● **What is needed**: Give the number of lines in this listing that contain "color", with no other words.

● **Data listing**:
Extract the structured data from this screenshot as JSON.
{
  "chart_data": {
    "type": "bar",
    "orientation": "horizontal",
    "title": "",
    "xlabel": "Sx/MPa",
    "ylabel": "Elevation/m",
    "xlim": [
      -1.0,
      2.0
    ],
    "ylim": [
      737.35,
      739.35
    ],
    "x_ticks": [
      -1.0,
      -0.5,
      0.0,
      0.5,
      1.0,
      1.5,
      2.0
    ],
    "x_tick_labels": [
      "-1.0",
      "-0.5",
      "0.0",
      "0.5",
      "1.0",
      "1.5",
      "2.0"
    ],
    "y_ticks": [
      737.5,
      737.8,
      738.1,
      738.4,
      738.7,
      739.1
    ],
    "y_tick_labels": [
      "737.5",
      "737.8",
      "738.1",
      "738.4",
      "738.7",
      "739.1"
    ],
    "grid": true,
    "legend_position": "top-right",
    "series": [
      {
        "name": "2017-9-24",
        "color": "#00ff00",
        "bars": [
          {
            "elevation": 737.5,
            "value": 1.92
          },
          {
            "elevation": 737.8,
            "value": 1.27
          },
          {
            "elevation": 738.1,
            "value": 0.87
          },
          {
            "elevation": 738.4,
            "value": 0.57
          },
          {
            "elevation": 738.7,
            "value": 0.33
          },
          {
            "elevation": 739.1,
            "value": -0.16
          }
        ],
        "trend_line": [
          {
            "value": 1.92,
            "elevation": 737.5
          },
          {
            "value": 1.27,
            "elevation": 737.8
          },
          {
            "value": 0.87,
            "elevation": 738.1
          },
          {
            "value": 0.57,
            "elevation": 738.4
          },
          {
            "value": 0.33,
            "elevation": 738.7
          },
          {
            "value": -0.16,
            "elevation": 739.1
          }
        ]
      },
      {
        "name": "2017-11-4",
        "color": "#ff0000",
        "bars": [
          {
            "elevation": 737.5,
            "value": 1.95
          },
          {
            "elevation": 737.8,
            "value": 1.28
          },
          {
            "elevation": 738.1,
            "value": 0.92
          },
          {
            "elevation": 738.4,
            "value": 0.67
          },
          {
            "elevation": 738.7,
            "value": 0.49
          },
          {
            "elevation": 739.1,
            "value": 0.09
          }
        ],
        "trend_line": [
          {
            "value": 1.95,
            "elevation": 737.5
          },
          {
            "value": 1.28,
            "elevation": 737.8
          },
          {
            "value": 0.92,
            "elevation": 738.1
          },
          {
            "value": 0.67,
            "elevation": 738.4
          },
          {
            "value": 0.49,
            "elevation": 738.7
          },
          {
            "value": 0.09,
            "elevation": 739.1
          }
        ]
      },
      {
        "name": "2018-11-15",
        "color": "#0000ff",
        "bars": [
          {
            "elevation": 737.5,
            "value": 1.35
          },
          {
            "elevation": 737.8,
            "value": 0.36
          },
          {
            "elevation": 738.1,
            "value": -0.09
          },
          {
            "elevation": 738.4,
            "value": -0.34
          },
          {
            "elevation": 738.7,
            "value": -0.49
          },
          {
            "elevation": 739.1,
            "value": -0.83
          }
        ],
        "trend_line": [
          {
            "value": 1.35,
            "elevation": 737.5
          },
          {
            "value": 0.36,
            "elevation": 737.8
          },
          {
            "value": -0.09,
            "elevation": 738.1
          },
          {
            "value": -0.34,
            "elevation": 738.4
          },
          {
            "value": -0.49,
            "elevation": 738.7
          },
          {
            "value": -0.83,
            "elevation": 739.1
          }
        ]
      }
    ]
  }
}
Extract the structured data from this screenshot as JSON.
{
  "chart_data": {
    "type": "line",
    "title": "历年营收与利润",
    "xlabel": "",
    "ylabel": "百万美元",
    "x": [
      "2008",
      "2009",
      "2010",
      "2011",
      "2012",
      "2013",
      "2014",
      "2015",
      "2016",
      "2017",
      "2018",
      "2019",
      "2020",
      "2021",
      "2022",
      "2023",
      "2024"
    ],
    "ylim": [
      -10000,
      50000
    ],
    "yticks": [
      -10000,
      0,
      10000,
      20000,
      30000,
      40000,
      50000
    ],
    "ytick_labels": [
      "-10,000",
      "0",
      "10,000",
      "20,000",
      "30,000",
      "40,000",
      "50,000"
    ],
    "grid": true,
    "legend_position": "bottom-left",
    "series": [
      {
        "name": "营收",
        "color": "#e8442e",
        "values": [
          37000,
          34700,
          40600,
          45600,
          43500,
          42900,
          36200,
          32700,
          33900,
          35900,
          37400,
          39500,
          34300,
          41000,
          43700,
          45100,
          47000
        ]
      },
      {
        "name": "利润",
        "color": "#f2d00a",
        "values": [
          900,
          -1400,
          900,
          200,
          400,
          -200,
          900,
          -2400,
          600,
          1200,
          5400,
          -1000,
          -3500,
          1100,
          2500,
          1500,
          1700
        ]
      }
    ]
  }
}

● **Exercise result**: 5